PASSAGE TO READ.

══════════════════════════════

# idea



## supermanjrp (Aug 25, 2009)

Well if i cant get any hits on my 650 i might call my dealer about trade in on a 1000 mp. What do ya'll think?


----------



## Polaris425 (Dec 16, 2004)

Sounds like a plan to me :rockn: lol


----------



## 650Brute (Dec 18, 2008)

DO IT!!!!!!!!!!

It's only Money:rockn:


----------



## 850PoPo (Oct 28, 2009)

Well that came out easy...lol 
That's got me in trouble couple times.


----------



## supermanjrp (Aug 25, 2009)

lol. if he will work with me next time im home there will be a 1000 mp at the house. After seeing one in person its not a want anymore its a need.


----------



## 850PoPo (Oct 28, 2009)

They look very powerful I was looking at utube one day and I typed in silverback I believe and a video pop up of a 1000 with them one it and he was doing burn outs and white smoking donuts in a parking lot...


----------



## supermanjrp (Aug 25, 2009)

yea they are. gonna be my new race bike.


----------



## Bootlegger (Dec 18, 2008)

Oh Yeah....I would do it! They are NICE!!!!!!!!!!!!!!!!!!!!!!!!!!

══════════════════════════════

ENTRIES SHOWN.
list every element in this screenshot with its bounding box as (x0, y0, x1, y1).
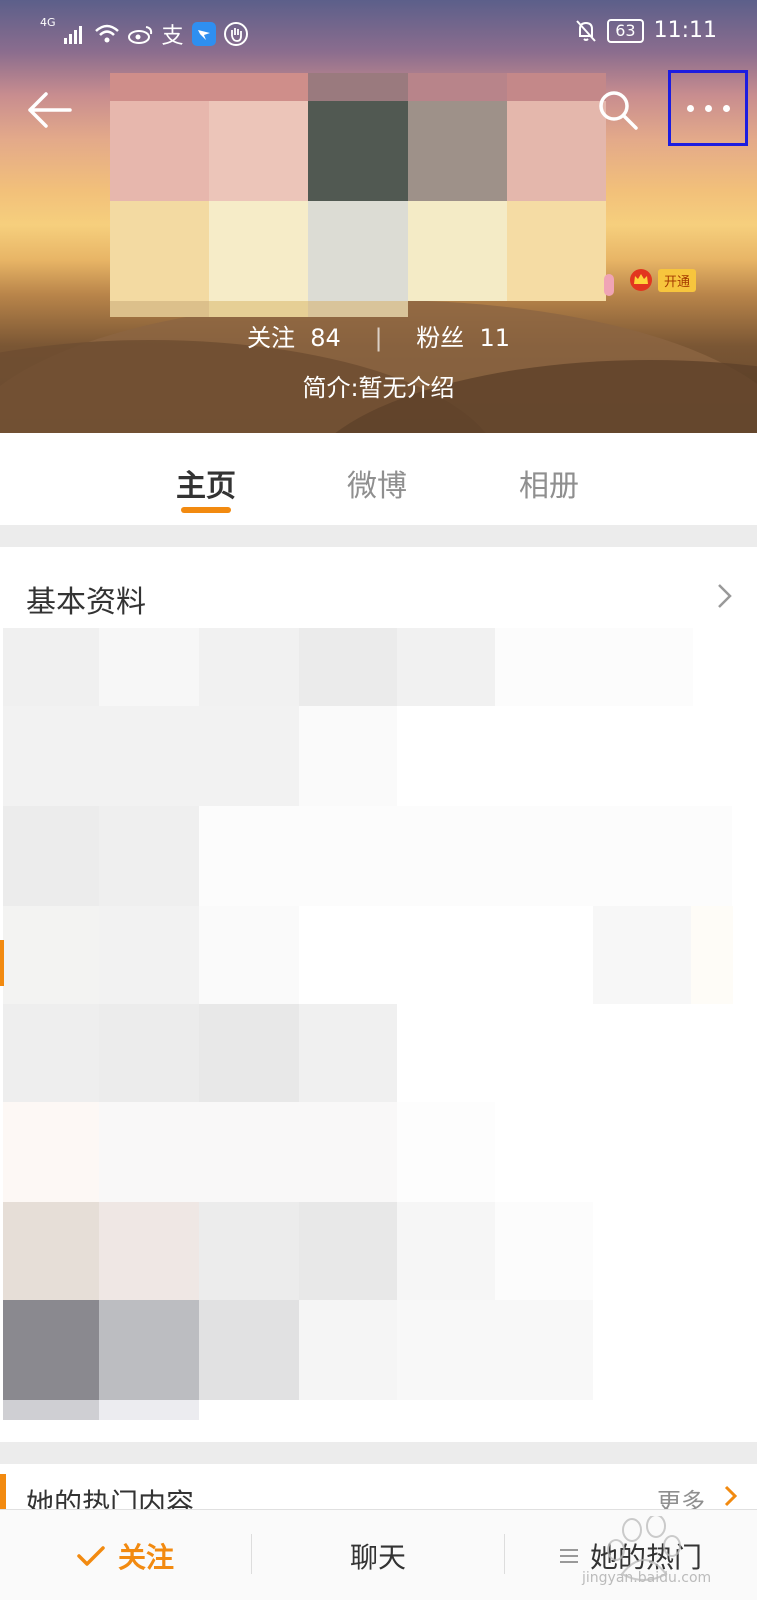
battery-indicator: 63 (607, 18, 644, 43)
basic-info-title: 基本资料 (26, 585, 146, 620)
fans-count: 11 (479, 324, 510, 352)
watermark-text: jingyan.baidu.com (582, 1570, 712, 1586)
chevron-right-icon (718, 584, 732, 608)
section-divider (0, 525, 757, 547)
dingtalk-icon (191, 22, 216, 46)
clock: 11:11 (653, 18, 717, 43)
search-icon[interactable] (596, 88, 642, 134)
chevron-right-icon[interactable] (723, 1484, 739, 1508)
following-label: 关注 (247, 324, 295, 352)
active-tab-indicator (181, 507, 231, 513)
vip-label: 开通 (658, 268, 697, 292)
check-icon (77, 1545, 105, 1566)
follow-button[interactable]: 关注 (0, 1510, 250, 1600)
wifi-icon (94, 24, 119, 43)
hot-content-title: 她的热门内容 (26, 1487, 195, 1509)
chat-button[interactable]: 聊天 (252, 1510, 504, 1600)
fans-label: 粉丝 (416, 324, 465, 352)
hot-content-section[interactable]: 她的热门内容 更多 (0, 1464, 757, 1509)
chat-label: 聊天 (349, 1540, 406, 1574)
section-divider (0, 1442, 757, 1464)
profile-header: 4G 支 63 11:11 开通 关注 84 | 粉丝 11 简介:暂无介绍 (0, 0, 757, 433)
weibo-icon (127, 26, 152, 44)
signal-icon (63, 26, 82, 44)
section-accent-bar (0, 1474, 6, 1509)
info-mosaic (3, 628, 744, 1432)
back-arrow-icon[interactable] (24, 88, 74, 132)
network-label: 4G (40, 16, 56, 29)
follow-stats: 关注 84 | 粉丝 11 (0, 318, 757, 353)
stats-divider: | (374, 324, 383, 352)
more-link[interactable]: 更多 (657, 1482, 705, 1509)
accent-marker (0, 940, 4, 986)
bell-mute-icon (576, 19, 596, 42)
following-count: 84 (310, 324, 341, 352)
crown-icon (630, 269, 652, 291)
avatar-mosaic (110, 73, 606, 317)
fans-stat[interactable]: 粉丝 11 (416, 324, 510, 352)
profile-bio: 简介:暂无介绍 (302, 374, 455, 402)
hand-icon (223, 22, 248, 46)
follow-label: 关注 (117, 1540, 174, 1574)
status-bar: 4G 支 63 11:11 (0, 0, 757, 64)
tab-album[interactable]: 相册 (519, 461, 579, 505)
tab-home[interactable]: 主页 (176, 461, 236, 505)
tab-weibo[interactable]: 微博 (347, 461, 407, 505)
gender-badge (604, 274, 614, 296)
following-stat[interactable]: 关注 84 (247, 324, 341, 352)
more-dots-icon[interactable] (668, 70, 748, 146)
vip-open-button[interactable]: 开通 (628, 268, 697, 292)
alipay-icon: 支 (161, 24, 184, 49)
profile-tabs: 主页 微博 相册 (0, 433, 757, 525)
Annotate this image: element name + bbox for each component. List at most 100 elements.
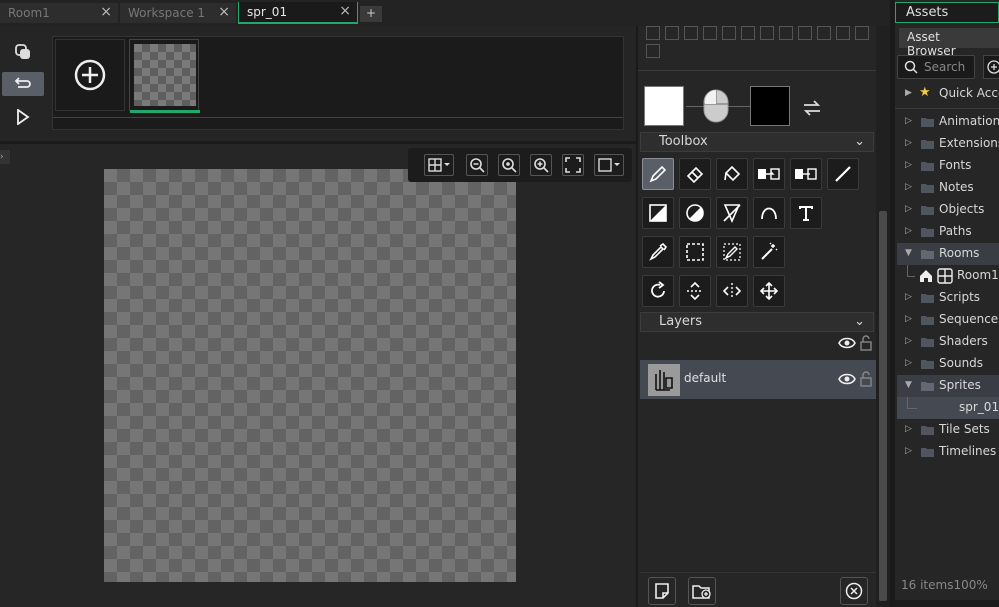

══════════════════════════════

STATED GOAL 1. Reproduce everything in the forum thread from "They look very" down to "new race bike.".
STATED GOAL 2. Summarize the forum thread in two sentences.
Work from the forum thread by itself.

EXPECTED OUTPUT 1.
They look very powerful I was looking at utube one day and I typed in silverback I believe and a video pop up of a 1000 with them one it and he was doing burn outs and white smoking donuts in a parking lot...


----------



## supermanjrp (Aug 25, 2009)

yea they are. gonna be my new race bike.

EXPECTED OUTPUT 2. The poster supermanjrp considers asking a dealer about trading in a 650 for a 1000 MP if the 650 gets no hits, and adds that after seeing one in person it has become a need and will be a new race bike. Other members urge the trade and call the machines nice, and one describes a video of a 1000 doing burnouts and white smoking donuts in a parking lot.